WRITTEN INSTRUCTION
From the listing, collect all lines containing the word "true".

Raw records
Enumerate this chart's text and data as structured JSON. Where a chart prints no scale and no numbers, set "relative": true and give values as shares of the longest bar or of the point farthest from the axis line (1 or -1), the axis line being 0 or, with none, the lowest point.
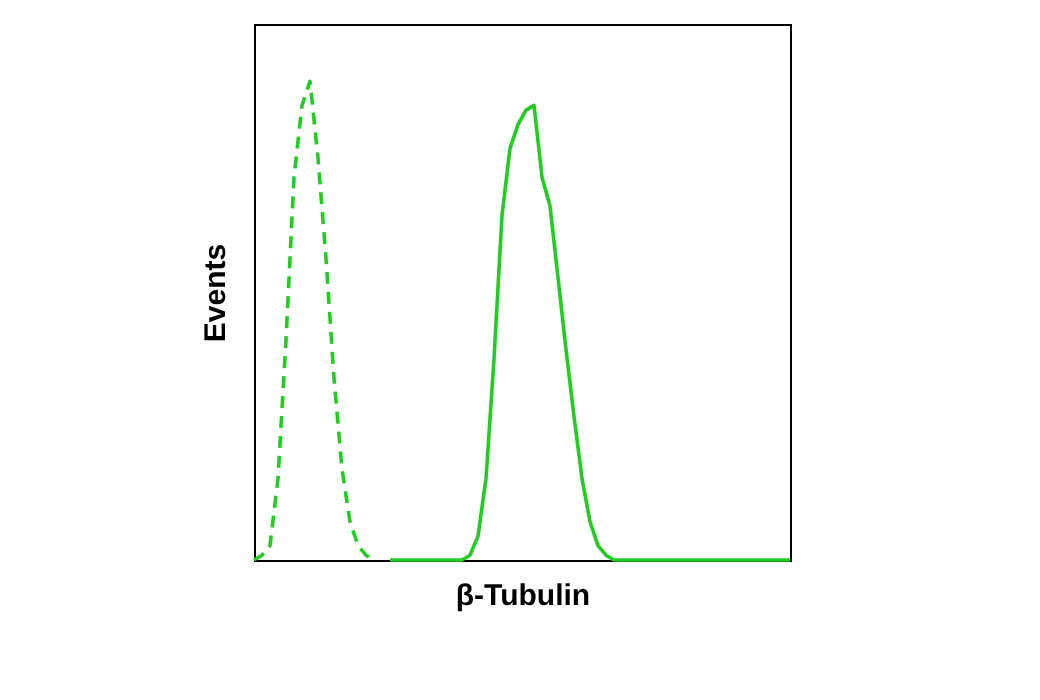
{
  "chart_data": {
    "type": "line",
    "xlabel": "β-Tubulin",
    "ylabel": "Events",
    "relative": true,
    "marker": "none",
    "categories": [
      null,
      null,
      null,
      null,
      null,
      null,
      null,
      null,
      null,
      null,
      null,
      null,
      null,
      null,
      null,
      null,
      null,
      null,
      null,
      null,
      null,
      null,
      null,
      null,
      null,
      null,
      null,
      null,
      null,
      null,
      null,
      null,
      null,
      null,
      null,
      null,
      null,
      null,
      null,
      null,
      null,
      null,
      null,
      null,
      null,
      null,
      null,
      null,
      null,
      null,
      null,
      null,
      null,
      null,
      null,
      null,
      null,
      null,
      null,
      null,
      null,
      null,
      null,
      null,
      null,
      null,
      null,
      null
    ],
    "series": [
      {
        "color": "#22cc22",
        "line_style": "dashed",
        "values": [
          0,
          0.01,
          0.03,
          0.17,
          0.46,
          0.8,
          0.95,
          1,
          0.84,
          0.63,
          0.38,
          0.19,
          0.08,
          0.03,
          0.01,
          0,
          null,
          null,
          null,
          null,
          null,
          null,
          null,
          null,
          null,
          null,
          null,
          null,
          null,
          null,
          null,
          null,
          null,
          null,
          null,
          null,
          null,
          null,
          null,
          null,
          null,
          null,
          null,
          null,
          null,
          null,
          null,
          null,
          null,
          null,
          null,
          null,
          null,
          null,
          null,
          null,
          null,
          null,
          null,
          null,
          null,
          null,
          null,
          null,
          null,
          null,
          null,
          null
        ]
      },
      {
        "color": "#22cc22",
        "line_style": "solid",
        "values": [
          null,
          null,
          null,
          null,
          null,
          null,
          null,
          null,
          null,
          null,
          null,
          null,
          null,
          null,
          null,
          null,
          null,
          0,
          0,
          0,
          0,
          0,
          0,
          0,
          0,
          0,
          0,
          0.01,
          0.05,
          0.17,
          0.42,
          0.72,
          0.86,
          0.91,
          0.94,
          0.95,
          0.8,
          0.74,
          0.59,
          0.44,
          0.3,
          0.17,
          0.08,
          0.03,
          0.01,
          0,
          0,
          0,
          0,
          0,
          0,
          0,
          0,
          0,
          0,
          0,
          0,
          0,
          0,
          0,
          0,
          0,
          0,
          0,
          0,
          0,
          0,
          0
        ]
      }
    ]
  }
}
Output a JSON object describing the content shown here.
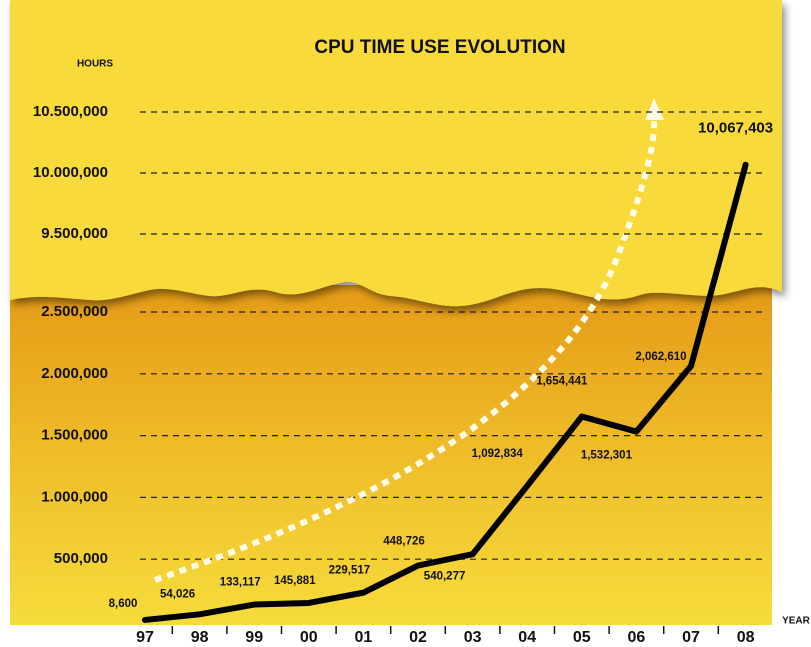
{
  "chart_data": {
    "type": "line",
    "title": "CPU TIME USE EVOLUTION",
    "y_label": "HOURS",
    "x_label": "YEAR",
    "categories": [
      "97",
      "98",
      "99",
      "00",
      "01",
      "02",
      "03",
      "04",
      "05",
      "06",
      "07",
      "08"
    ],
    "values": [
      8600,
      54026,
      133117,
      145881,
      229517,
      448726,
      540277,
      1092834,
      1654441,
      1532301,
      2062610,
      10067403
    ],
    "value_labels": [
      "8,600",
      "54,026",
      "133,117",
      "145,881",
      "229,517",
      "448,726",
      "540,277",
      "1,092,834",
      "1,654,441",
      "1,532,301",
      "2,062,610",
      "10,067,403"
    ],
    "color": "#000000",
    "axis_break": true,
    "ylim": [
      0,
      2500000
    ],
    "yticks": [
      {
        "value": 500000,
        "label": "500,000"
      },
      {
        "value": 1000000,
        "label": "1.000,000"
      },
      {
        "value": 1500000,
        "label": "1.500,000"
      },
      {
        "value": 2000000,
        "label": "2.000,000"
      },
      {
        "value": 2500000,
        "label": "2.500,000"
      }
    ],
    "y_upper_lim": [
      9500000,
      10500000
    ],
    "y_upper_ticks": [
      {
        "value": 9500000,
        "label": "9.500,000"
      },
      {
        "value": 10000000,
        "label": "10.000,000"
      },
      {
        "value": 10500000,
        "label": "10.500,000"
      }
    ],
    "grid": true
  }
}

THE ANSWER
Enumerate this chart's text and data as structured JSON. Where a chart prints no scale and no numbers, set "relative": true and give values as shares of the longest bar or of the point farthest from the axis line (1 or -1), the axis line being 0 or, with none, the lowest point.
    "relative": true,
    "axis_break": true,
    "grid": true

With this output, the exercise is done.